Copy out each line of the listing that has the word "SDTVAR" in it.

>> begin Source material

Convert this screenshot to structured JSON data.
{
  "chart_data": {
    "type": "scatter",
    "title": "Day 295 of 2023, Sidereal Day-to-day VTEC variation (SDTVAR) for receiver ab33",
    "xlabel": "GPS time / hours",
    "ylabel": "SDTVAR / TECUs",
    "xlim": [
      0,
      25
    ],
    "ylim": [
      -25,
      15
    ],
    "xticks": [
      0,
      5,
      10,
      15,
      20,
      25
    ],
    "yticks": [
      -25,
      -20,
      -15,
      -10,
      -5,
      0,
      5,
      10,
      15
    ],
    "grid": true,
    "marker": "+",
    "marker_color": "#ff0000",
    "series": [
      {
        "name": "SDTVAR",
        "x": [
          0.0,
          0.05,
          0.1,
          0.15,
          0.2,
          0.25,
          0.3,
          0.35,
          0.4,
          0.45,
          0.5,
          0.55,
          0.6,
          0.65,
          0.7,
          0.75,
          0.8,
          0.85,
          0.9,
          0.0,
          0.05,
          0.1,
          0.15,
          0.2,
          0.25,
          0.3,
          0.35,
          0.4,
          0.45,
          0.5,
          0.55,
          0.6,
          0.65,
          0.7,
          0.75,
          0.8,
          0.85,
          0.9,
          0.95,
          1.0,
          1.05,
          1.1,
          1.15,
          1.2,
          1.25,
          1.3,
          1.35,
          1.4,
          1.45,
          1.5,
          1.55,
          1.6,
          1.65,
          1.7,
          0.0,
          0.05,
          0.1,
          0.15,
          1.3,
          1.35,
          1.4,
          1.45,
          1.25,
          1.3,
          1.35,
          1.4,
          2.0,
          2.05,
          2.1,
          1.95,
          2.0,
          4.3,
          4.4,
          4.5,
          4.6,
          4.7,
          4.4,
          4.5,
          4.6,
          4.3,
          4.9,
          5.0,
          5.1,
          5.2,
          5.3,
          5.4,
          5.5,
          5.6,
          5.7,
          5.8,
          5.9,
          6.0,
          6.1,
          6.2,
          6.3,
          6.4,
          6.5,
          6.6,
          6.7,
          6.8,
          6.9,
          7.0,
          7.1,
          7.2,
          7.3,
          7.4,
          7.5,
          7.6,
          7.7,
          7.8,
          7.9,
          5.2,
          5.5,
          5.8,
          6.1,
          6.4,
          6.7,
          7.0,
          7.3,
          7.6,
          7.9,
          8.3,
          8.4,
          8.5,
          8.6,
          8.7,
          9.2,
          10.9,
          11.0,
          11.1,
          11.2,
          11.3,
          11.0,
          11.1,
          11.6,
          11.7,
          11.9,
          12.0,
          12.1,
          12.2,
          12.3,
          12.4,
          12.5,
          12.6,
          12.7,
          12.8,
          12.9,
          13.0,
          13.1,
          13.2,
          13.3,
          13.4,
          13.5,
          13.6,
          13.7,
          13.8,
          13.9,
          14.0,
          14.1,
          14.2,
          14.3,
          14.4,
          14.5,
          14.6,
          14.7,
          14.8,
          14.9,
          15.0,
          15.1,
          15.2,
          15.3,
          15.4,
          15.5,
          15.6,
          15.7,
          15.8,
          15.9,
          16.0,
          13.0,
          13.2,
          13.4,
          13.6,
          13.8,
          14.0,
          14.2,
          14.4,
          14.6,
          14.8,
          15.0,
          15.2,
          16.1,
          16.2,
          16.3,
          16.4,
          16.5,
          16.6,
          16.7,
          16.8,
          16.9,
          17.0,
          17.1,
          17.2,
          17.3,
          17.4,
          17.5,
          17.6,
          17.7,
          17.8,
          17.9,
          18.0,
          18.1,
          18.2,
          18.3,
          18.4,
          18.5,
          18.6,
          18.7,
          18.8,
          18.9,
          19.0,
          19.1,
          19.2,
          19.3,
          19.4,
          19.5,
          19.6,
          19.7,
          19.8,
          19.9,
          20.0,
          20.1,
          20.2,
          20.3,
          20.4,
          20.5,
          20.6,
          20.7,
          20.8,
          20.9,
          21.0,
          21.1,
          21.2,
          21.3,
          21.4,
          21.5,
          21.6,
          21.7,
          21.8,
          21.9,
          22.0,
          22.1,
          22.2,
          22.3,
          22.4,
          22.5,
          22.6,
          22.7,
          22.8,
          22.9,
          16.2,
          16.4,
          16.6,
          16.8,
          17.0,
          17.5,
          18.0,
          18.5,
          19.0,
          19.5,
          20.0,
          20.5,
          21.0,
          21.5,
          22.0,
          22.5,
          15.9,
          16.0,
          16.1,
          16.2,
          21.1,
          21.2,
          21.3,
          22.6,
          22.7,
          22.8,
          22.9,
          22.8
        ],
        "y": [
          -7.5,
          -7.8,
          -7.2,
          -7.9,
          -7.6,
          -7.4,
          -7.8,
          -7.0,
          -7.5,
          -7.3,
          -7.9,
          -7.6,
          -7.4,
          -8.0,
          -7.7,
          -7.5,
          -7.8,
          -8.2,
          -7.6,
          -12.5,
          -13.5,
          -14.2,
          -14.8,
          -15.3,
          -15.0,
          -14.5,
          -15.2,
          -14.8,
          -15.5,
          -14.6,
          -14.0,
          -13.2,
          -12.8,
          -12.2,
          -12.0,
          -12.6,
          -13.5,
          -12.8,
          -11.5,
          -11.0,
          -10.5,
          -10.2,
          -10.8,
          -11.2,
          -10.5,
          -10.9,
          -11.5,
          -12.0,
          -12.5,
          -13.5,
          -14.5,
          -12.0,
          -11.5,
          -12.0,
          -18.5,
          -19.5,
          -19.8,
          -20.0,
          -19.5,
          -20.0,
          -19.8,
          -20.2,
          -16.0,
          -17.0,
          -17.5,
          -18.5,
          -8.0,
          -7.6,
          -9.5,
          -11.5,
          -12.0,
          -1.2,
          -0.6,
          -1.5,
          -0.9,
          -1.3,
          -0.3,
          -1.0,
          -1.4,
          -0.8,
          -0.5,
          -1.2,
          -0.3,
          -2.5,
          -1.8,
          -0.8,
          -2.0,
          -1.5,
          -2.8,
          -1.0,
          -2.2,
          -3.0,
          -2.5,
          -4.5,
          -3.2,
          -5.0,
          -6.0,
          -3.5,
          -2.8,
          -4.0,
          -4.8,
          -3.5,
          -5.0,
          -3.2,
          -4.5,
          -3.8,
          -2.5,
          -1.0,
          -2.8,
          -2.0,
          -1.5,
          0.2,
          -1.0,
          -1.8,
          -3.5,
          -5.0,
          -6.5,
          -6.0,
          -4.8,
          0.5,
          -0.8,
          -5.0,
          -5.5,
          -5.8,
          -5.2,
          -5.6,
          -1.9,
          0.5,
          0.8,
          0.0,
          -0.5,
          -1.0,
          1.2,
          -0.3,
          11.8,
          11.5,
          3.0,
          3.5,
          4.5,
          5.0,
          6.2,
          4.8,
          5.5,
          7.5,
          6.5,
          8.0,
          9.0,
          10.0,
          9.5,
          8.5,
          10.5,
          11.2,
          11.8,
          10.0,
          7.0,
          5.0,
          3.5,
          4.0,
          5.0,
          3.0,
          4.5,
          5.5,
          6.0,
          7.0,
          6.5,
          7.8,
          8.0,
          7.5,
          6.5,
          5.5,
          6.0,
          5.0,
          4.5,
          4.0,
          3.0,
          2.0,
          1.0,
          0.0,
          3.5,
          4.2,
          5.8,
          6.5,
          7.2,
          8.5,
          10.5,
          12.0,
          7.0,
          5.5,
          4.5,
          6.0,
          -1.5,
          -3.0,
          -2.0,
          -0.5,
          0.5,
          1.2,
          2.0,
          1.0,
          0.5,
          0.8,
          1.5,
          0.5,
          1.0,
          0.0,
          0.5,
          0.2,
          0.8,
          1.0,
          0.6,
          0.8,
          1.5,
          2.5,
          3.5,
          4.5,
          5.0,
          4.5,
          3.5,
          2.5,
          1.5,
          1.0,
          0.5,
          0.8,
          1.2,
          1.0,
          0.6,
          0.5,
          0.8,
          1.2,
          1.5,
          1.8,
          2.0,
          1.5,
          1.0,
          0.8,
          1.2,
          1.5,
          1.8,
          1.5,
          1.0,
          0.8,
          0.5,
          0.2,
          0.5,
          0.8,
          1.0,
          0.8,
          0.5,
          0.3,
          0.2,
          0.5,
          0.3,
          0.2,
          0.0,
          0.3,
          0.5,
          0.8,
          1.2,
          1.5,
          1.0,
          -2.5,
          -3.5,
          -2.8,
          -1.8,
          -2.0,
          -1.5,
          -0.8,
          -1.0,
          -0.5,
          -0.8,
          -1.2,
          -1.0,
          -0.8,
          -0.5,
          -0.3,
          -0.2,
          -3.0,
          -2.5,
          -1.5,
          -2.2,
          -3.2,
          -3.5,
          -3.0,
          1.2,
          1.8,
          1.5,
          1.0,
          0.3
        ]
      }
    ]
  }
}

>> end Source material

▸ **Final result**:
    "title": "Day 295 of 2023, Sidereal Day-to-day VTEC variation (SDTVAR) for receiver ab33",
    "ylabel": "SDTVAR / TECUs",
        "name": "SDTVAR",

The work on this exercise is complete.